The exercise
List all lines of the data that include the string "Periodismo".

Raw records
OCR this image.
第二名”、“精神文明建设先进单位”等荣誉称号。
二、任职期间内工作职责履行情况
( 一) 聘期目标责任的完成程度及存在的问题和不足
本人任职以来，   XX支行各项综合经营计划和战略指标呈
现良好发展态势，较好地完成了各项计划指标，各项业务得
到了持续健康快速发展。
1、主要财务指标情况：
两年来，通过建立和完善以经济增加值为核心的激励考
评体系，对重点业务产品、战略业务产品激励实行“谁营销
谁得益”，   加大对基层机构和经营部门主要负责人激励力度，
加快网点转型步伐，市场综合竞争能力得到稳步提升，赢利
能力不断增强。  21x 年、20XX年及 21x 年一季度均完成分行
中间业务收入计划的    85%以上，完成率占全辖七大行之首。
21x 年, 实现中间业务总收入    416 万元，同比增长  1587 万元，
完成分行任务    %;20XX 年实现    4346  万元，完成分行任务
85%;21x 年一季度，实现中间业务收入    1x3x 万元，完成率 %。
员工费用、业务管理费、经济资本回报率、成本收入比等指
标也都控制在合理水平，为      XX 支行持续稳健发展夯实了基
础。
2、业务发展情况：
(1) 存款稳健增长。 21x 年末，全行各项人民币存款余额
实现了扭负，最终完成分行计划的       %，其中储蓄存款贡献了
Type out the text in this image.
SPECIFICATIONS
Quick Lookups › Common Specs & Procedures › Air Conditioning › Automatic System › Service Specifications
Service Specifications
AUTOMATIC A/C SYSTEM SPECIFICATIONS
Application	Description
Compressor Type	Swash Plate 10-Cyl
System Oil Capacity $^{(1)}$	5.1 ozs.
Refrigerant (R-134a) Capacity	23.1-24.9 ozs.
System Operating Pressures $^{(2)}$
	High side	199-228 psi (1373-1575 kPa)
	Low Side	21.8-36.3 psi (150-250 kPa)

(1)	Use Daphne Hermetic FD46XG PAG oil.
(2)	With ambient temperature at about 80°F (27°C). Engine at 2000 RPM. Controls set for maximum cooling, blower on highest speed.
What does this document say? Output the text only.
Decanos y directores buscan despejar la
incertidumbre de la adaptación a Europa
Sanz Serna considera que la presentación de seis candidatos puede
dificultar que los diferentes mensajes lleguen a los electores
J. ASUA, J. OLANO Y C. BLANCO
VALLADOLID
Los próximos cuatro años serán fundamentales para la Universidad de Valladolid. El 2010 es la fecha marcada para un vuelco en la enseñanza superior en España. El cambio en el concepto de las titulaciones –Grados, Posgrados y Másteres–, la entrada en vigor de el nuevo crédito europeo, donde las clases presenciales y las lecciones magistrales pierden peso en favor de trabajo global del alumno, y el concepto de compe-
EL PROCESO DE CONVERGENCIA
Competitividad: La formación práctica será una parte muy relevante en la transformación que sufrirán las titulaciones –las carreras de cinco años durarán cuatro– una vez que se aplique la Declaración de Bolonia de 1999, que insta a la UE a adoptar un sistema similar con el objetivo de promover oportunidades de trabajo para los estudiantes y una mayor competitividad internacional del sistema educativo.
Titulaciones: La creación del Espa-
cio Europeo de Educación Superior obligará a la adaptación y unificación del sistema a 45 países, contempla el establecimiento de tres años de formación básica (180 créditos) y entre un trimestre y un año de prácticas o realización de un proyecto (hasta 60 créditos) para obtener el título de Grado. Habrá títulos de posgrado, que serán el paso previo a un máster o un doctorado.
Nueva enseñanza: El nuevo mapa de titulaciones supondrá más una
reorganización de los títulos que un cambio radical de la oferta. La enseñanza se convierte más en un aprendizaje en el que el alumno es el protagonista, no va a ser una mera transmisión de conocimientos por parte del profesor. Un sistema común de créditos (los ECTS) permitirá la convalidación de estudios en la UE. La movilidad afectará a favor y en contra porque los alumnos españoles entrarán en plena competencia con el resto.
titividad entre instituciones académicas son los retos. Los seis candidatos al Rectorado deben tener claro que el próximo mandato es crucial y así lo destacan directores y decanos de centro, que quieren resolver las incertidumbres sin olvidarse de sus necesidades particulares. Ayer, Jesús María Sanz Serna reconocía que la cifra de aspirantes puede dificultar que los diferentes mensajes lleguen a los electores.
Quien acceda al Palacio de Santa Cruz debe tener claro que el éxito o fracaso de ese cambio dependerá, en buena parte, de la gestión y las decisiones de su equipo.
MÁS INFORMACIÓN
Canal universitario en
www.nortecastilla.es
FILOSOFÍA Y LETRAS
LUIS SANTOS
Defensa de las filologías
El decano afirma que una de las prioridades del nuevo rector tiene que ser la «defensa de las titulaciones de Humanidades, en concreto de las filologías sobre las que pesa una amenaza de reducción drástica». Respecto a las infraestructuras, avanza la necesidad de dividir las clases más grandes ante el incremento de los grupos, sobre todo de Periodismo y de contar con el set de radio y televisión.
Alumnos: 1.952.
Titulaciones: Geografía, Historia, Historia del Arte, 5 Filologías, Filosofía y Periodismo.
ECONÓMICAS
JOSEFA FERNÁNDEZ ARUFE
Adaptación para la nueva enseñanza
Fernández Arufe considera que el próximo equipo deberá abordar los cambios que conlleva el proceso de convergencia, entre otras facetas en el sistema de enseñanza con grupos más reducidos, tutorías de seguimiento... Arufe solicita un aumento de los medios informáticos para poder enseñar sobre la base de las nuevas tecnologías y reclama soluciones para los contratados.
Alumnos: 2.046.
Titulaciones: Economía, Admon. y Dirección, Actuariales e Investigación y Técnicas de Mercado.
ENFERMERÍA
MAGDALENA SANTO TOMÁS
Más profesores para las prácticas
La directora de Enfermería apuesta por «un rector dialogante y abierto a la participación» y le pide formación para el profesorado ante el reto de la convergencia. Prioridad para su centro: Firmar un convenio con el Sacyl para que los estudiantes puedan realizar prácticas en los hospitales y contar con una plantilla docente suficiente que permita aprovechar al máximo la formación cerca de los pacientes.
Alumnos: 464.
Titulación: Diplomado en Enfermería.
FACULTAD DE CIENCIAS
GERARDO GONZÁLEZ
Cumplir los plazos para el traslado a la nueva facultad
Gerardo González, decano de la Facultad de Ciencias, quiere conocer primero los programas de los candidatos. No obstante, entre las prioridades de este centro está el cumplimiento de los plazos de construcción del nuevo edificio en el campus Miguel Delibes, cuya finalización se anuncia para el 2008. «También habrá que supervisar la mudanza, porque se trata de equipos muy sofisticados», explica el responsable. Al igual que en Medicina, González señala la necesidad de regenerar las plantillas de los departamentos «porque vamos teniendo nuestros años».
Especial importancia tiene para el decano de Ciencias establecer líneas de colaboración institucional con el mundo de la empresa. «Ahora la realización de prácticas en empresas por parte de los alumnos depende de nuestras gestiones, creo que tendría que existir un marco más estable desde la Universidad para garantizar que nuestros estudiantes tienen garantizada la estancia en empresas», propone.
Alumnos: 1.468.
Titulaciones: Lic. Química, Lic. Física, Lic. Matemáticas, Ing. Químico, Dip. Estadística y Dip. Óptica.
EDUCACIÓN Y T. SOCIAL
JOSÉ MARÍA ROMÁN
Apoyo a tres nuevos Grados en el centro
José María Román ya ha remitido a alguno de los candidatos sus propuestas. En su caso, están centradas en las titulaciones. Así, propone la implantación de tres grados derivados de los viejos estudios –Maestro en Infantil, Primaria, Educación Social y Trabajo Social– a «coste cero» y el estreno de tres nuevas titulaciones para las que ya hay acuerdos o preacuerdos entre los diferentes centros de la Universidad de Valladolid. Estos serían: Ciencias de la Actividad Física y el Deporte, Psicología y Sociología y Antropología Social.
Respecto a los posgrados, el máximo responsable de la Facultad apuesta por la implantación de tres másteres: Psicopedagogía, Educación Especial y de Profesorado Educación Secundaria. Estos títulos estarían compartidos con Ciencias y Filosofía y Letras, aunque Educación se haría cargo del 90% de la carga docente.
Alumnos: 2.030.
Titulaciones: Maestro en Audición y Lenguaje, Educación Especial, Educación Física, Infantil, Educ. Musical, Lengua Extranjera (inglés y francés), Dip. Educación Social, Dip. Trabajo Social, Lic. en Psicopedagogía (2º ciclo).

Right answer
El decano afirma que una de las prioridades del nuevo rector tiene que ser la «defensa de las titulaciones de Humanidades, en concreto de las filologías sobre las que pesa una amenaza de reducción drástica». Respecto a las infraestructuras, avanza la necesidad de dividir las clases más grandes ante el incremento de los grupos, sobre todo de Periodismo y de contar con el set de radio y televisión.
Titulaciones: Geografía, Historia, Historia del Arte, 5 Filologías, Filosofía y Periodismo.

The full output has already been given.